Dataset items:
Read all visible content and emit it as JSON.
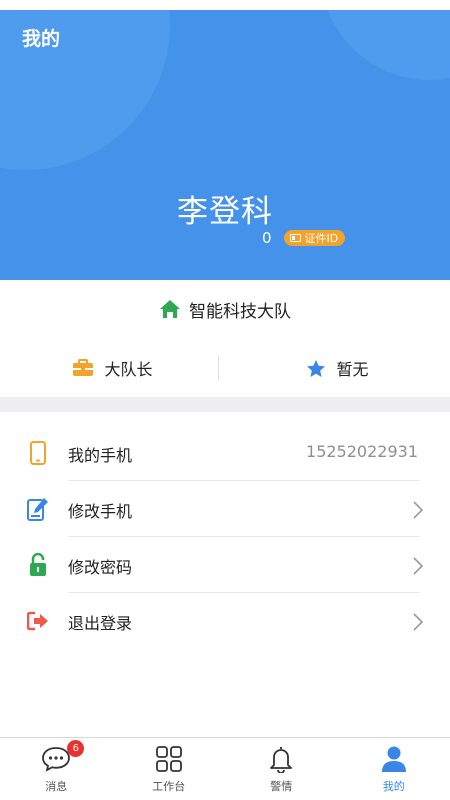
{
  "header": {
    "title": "我的",
    "user_name": "李登科",
    "id_count": "0",
    "id_badge": "证件ID",
    "bg_color": "#4592ea",
    "badge_color": "#f3a22b"
  },
  "team": {
    "name": "智能科技大队",
    "icon": "home-icon",
    "icon_color": "#2fa853"
  },
  "roles": [
    {
      "label": "大队长",
      "icon": "briefcase-icon",
      "color": "#f3a22b"
    },
    {
      "label": "暂无",
      "icon": "star-icon",
      "color": "#3a86e8"
    }
  ],
  "menu": [
    {
      "label": "我的手机",
      "value": "15252022931",
      "icon": "phone-icon",
      "color": "#f3a22b"
    },
    {
      "label": "修改手机",
      "icon": "edit-phone-icon",
      "color": "#3a86e8"
    },
    {
      "label": "修改密码",
      "icon": "unlock-icon",
      "color": "#2fa853"
    },
    {
      "label": "退出登录",
      "icon": "logout-icon",
      "color": "#ef5a48"
    }
  ],
  "tabbar": {
    "items": [
      {
        "label": "消息",
        "icon": "chat-icon",
        "badge": "6"
      },
      {
        "label": "工作台",
        "icon": "grid-icon"
      },
      {
        "label": "警情",
        "icon": "bell-icon"
      },
      {
        "label": "我的",
        "icon": "user-icon",
        "active": true
      }
    ],
    "active_color": "#3a86e8",
    "badge_color": "#e8322f"
  }
}
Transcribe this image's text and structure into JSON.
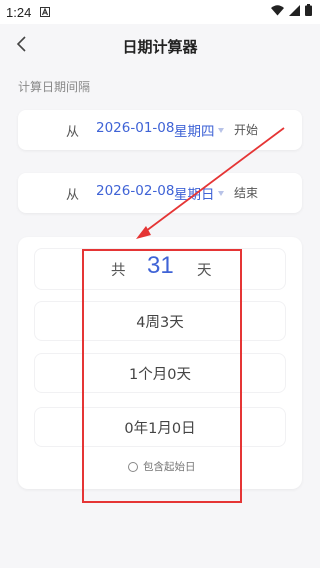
{
  "status_bar": {
    "time": "1:24",
    "notification_icon": "a-notification-icon",
    "wifi_icon": "wifi-icon",
    "signal_icon": "signal-icon",
    "battery_icon": "battery-icon"
  },
  "header": {
    "back_icon": "chevron-left-icon",
    "title": "日期计算器"
  },
  "section": {
    "label": "计算日期间隔"
  },
  "start_row": {
    "from_label": "从",
    "date": "2026-01-08",
    "weekday": "星期四",
    "tag": "开始"
  },
  "end_row": {
    "from_label": "从",
    "date": "2026-02-08",
    "weekday": "星期日",
    "tag": "结束"
  },
  "result": {
    "total_prefix": "共",
    "total_days": "31",
    "total_suffix": "天",
    "weeks_days": "4周3天",
    "months_days": "1个月0天",
    "years_months_days": "0年1月0日",
    "include_start_label": "包含起始日",
    "include_start_checked": false
  },
  "colors": {
    "accent": "#3f63d6",
    "annotation": "#e53535",
    "background": "#f6f6f8"
  }
}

▸ PROBLEM:
Restate the data above exactly, stripping out each image.

▸ EXERCISE RESULT:
Read all visible content and emit it as JSON.
{
  "header": {
    "title": "我的",
    "user_name": "李登科",
    "id_count": "0",
    "id_badge": "证件ID",
    "bg_color": "#4592ea",
    "badge_color": "#f3a22b"
  },
  "team": {
    "name": "智能科技大队",
    "icon": "home-icon",
    "icon_color": "#2fa853"
  },
  "roles": [
    {
      "label": "大队长",
      "icon": "briefcase-icon",
      "color": "#f3a22b"
    },
    {
      "label": "暂无",
      "icon": "star-icon",
      "color": "#3a86e8"
    }
  ],
  "menu": [
    {
      "label": "我的手机",
      "value": "15252022931",
      "icon": "phone-icon",
      "color": "#f3a22b"
    },
    {
      "label": "修改手机",
      "icon": "edit-phone-icon",
      "color": "#3a86e8"
    },
    {
      "label": "修改密码",
      "icon": "unlock-icon",
      "color": "#2fa853"
    },
    {
      "label": "退出登录",
      "icon": "logout-icon",
      "color": "#ef5a48"
    }
  ],
  "tabbar": {
    "items": [
      {
        "label": "消息",
        "icon": "chat-icon",
        "badge": "6"
      },
      {
        "label": "工作台",
        "icon": "grid-icon"
      },
      {
        "label": "警情",
        "icon": "bell-icon"
      },
      {
        "label": "我的",
        "icon": "user-icon",
        "active": true
      }
    ],
    "active_color": "#3a86e8",
    "badge_color": "#e8322f"
  }
}
Transcribe this image's text and structure into JSON.
{
  "status_bar": {
    "time": "1:24",
    "notification_icon": "a-notification-icon",
    "wifi_icon": "wifi-icon",
    "signal_icon": "signal-icon",
    "battery_icon": "battery-icon"
  },
  "header": {
    "back_icon": "chevron-left-icon",
    "title": "日期计算器"
  },
  "section": {
    "label": "计算日期间隔"
  },
  "start_row": {
    "from_label": "从",
    "date": "2026-01-08",
    "weekday": "星期四",
    "tag": "开始"
  },
  "end_row": {
    "from_label": "从",
    "date": "2026-02-08",
    "weekday": "星期日",
    "tag": "结束"
  },
  "result": {
    "total_prefix": "共",
    "total_days": "31",
    "total_suffix": "天",
    "weeks_days": "4周3天",
    "months_days": "1个月0天",
    "years_months_days": "0年1月0日",
    "include_start_label": "包含起始日",
    "include_start_checked": false
  },
  "colors": {
    "accent": "#3f63d6",
    "annotation": "#e53535",
    "background": "#f6f6f8"
  }
}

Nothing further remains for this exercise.